<<<<
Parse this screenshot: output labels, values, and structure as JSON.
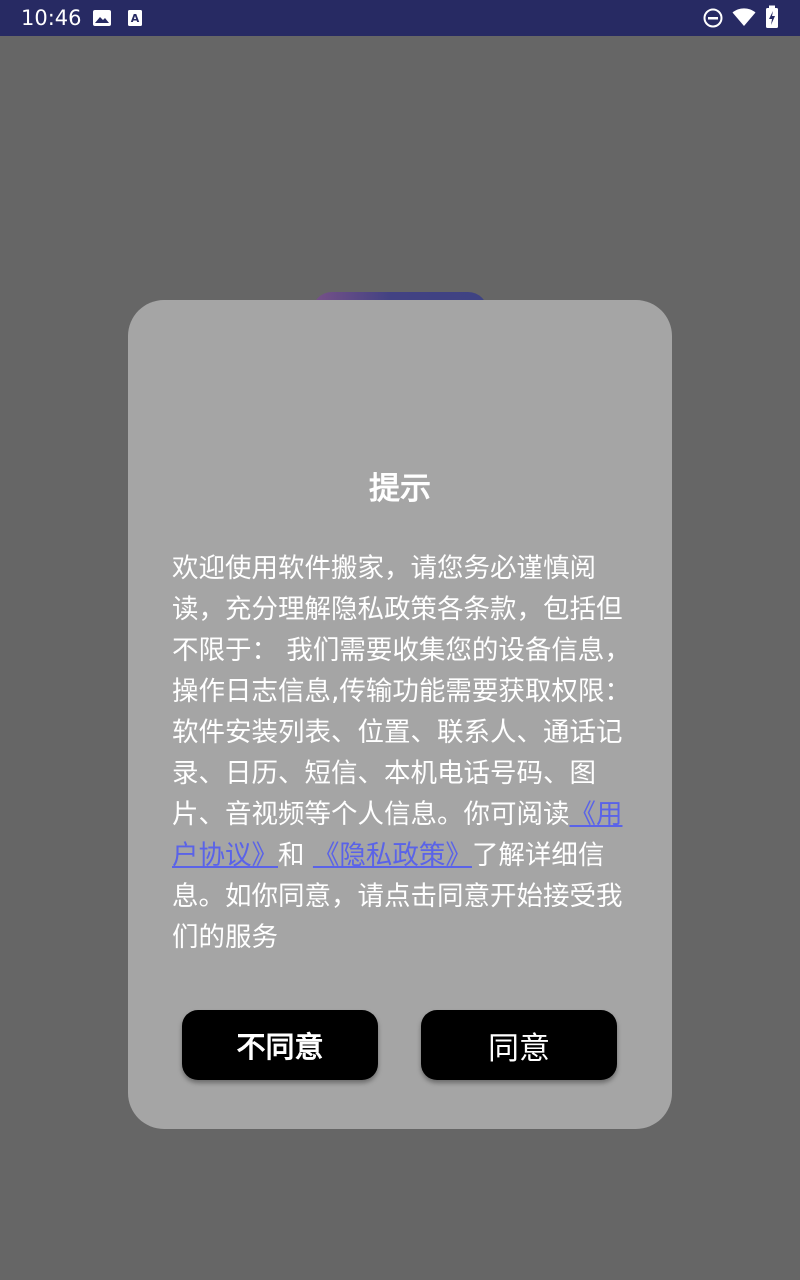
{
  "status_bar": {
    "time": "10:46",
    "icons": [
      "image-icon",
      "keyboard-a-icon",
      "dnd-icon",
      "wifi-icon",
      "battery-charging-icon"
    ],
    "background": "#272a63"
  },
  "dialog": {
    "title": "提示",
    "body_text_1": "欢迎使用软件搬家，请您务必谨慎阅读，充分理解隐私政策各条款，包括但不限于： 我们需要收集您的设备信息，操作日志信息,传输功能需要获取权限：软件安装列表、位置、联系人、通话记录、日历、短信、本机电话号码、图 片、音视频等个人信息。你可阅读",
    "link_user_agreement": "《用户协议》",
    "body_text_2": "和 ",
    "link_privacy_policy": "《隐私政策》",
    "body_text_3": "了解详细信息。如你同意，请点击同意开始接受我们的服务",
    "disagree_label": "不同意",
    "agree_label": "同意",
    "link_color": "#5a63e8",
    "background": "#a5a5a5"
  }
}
>>>>
<<<<
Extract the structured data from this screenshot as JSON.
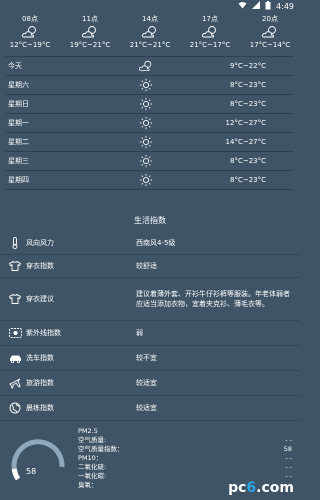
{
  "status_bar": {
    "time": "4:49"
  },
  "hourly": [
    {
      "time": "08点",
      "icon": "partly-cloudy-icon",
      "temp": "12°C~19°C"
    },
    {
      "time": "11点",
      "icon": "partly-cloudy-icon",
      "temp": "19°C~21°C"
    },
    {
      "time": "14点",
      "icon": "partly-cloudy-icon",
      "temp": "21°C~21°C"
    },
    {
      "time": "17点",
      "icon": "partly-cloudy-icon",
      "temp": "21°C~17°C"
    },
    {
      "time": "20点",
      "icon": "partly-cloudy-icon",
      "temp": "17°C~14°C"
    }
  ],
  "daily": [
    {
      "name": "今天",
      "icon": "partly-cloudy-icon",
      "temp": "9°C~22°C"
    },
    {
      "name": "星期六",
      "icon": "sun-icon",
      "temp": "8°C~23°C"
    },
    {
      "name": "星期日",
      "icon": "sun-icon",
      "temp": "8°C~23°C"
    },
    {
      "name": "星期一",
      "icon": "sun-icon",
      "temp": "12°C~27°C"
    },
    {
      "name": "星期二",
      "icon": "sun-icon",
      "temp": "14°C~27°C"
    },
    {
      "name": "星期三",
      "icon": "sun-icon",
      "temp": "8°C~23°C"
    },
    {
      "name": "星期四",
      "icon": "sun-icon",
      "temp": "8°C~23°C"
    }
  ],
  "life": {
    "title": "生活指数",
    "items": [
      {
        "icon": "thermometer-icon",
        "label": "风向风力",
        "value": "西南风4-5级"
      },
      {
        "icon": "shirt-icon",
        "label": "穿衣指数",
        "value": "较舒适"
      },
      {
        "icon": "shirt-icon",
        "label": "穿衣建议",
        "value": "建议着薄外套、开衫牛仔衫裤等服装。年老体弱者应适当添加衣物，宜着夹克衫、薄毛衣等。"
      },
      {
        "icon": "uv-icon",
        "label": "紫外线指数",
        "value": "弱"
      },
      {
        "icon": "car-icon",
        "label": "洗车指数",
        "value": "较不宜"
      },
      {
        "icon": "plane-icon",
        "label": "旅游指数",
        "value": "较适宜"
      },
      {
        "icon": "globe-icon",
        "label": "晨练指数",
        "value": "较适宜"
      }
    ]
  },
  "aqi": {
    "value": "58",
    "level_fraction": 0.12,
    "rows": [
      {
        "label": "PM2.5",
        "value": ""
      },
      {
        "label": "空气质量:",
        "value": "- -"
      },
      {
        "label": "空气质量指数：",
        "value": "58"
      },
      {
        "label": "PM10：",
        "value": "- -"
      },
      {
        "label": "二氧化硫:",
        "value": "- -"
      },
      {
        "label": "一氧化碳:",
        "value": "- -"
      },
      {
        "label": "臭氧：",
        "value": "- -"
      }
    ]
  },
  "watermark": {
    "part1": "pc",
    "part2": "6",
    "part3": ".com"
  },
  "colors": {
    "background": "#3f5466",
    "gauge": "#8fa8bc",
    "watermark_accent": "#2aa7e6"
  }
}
>>>>
* Given problem *
Show every line above in which the word "time" occurs.

* Task response *
    "time": "10:46",
    "time": "4:49"
      "time": "08点",
      "time": "11点",
      "time": "14点",
      "time": "17点",
      "time": "20点",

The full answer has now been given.